_Stated exercise_: Scan the lines below for the word "Exclusive". Copy each line you find it in.

_Given information_:
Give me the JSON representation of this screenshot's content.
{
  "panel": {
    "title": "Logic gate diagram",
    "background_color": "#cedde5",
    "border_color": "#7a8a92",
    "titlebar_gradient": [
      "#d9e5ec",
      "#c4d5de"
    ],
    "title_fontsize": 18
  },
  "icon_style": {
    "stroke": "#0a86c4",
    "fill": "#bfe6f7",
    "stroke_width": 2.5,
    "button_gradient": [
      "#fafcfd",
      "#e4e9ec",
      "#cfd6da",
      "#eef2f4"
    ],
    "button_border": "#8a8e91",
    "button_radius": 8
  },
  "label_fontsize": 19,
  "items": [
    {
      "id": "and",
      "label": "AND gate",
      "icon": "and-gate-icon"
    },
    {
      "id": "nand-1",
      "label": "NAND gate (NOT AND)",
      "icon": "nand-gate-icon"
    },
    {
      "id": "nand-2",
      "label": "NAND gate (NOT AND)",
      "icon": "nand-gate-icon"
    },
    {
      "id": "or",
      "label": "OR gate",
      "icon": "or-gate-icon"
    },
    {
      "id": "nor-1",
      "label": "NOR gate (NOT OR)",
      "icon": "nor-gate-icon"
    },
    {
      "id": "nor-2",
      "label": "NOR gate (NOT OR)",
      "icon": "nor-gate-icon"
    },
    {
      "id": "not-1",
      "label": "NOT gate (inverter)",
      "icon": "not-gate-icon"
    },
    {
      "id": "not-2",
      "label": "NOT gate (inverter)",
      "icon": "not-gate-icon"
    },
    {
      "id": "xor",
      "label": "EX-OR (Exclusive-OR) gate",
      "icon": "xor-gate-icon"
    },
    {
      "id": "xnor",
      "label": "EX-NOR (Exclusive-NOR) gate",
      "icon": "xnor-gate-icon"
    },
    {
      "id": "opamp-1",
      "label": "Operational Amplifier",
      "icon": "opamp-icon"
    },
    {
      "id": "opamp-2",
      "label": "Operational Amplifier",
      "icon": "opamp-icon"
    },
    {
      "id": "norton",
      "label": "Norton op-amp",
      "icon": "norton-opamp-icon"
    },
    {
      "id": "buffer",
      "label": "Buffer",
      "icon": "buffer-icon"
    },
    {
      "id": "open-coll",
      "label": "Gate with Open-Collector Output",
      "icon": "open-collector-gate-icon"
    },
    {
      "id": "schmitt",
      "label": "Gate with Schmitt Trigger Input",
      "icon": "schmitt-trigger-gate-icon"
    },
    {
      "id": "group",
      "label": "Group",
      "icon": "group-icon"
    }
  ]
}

_Solution below_:
      "label": "EX-OR (Exclusive-OR) gate",
      "label": "EX-NOR (Exclusive-NOR) gate",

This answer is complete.